/---

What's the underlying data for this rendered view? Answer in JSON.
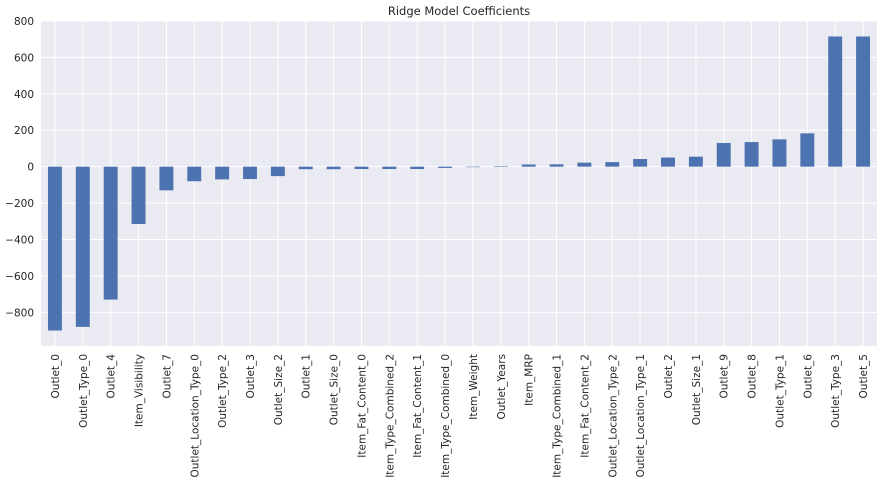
{
  "chart_data": {
    "type": "bar",
    "title": "Ridge Model Coefficients",
    "xlabel": "",
    "ylabel": "",
    "ylim": [
      -985,
      800
    ],
    "yticks": [
      800,
      600,
      400,
      200,
      0,
      -200,
      -400,
      -600,
      -800
    ],
    "ytick_labels": [
      "800",
      "600",
      "400",
      "200",
      "0",
      "−200",
      "−400",
      "−600",
      "−800"
    ],
    "grid": true,
    "legend": "none",
    "categories": [
      "Outlet_0",
      "Outlet_Type_0",
      "Outlet_4",
      "Item_Visibility",
      "Outlet_7",
      "Outlet_Location_Type_0",
      "Outlet_Type_2",
      "Outlet_3",
      "Outlet_Size_2",
      "Outlet_1",
      "Outlet_Size_0",
      "Item_Fat_Content_0",
      "Item_Type_Combined_2",
      "Item_Fat_Content_1",
      "Item_Type_Combined_0",
      "Item_Weight",
      "Outlet_Years",
      "Item_MRP",
      "Item_Type_Combined_1",
      "Item_Fat_Content_2",
      "Outlet_Location_Type_2",
      "Outlet_Location_Type_1",
      "Outlet_2",
      "Outlet_Size_1",
      "Outlet_9",
      "Outlet_8",
      "Outlet_Type_1",
      "Outlet_6",
      "Outlet_Type_3",
      "Outlet_5"
    ],
    "values": [
      -900,
      -880,
      -730,
      -315,
      -130,
      -80,
      -70,
      -68,
      -52,
      -14,
      -14,
      -13,
      -13,
      -13,
      -7,
      0,
      3,
      12,
      13,
      22,
      25,
      42,
      50,
      55,
      130,
      135,
      150,
      183,
      715,
      715
    ],
    "colors": {
      "bar": "#4c72b0",
      "background": "#eaeaf2",
      "grid": "#ffffff",
      "text": "#262626"
    }
  }
}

\---

**Exercise task**:
The pictures should not appear in the copy; every other part of the records above must be returned exactly.

**Complete response**:
What's the underlying data for this rendered view? Answer in JSON.
{
  "chart_data": {
    "type": "bar",
    "title": "Ridge Model Coefficients",
    "xlabel": "",
    "ylabel": "",
    "ylim": [
      -985,
      800
    ],
    "yticks": [
      800,
      600,
      400,
      200,
      0,
      -200,
      -400,
      -600,
      -800
    ],
    "ytick_labels": [
      "800",
      "600",
      "400",
      "200",
      "0",
      "−200",
      "−400",
      "−600",
      "−800"
    ],
    "grid": true,
    "legend": "none",
    "categories": [
      "Outlet_0",
      "Outlet_Type_0",
      "Outlet_4",
      "Item_Visibility",
      "Outlet_7",
      "Outlet_Location_Type_0",
      "Outlet_Type_2",
      "Outlet_3",
      "Outlet_Size_2",
      "Outlet_1",
      "Outlet_Size_0",
      "Item_Fat_Content_0",
      "Item_Type_Combined_2",
      "Item_Fat_Content_1",
      "Item_Type_Combined_0",
      "Item_Weight",
      "Outlet_Years",
      "Item_MRP",
      "Item_Type_Combined_1",
      "Item_Fat_Content_2",
      "Outlet_Location_Type_2",
      "Outlet_Location_Type_1",
      "Outlet_2",
      "Outlet_Size_1",
      "Outlet_9",
      "Outlet_8",
      "Outlet_Type_1",
      "Outlet_6",
      "Outlet_Type_3",
      "Outlet_5"
    ],
    "values": [
      -900,
      -880,
      -730,
      -315,
      -130,
      -80,
      -70,
      -68,
      -52,
      -14,
      -14,
      -13,
      -13,
      -13,
      -7,
      0,
      3,
      12,
      13,
      22,
      25,
      42,
      50,
      55,
      130,
      135,
      150,
      183,
      715,
      715
    ],
    "colors": {
      "bar": "#4c72b0",
      "background": "#eaeaf2",
      "grid": "#ffffff",
      "text": "#262626"
    }
  }
}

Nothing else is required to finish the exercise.